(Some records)

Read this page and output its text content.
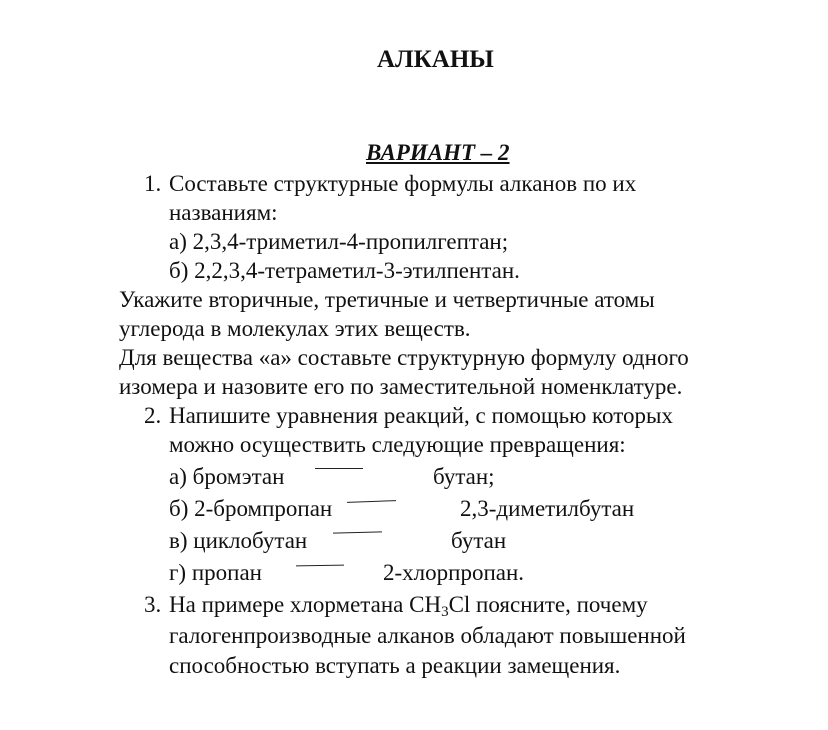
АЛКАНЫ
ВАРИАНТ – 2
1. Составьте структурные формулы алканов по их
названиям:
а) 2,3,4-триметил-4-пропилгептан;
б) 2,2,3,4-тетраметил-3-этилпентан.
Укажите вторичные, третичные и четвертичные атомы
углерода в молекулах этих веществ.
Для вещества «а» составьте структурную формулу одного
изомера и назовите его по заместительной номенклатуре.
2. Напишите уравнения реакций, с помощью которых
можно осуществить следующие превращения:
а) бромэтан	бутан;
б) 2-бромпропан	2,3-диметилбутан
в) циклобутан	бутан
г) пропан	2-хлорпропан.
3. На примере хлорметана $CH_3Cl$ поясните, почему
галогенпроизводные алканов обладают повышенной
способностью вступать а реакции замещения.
...
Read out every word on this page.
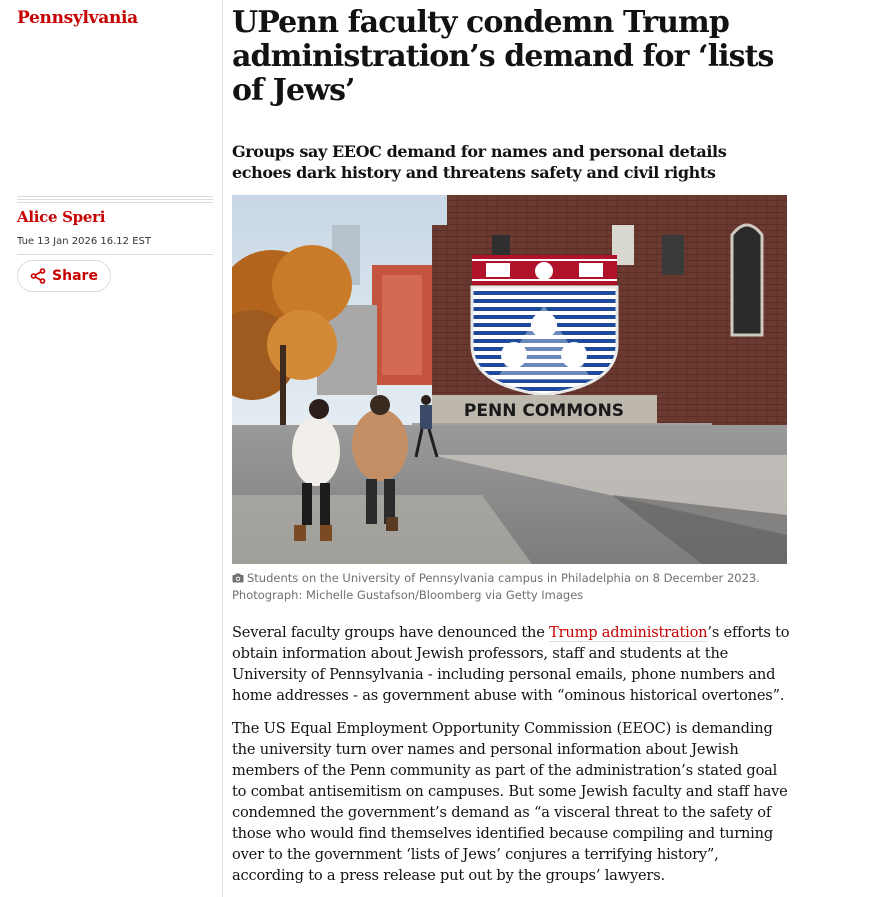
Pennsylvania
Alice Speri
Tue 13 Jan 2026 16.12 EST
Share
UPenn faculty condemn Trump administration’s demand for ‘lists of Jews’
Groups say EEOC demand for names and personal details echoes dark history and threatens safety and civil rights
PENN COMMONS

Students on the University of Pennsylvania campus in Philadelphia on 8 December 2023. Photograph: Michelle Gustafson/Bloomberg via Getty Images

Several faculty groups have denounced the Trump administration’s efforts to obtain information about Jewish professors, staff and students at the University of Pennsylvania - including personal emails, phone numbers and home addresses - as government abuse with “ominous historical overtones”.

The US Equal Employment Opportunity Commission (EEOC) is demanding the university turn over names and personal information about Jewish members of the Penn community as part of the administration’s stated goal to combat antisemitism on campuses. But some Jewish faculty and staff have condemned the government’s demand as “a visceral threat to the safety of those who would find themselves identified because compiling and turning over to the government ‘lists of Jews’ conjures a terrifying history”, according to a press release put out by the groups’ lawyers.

▸ **The exercise**
Copy every line above in which the string "EEOC" shows up.

▸ **Output for this exercise**
Groups say EEOC demand for names and personal details echoes dark history and threatens safety and civil rights
The US Equal Employment Opportunity Commission (EEOC) is demanding the university turn over names and personal information about Jewish members of the Penn community as part of the administration’s stated goal to combat antisemitism on campuses. But some Jewish faculty and staff have condemned the government’s demand as “a visceral threat to the safety of those who would find themselves identified because compiling and turning over to the government ‘lists of Jews’ conjures a terrifying history”, according to a press release put out by the groups’ lawyers.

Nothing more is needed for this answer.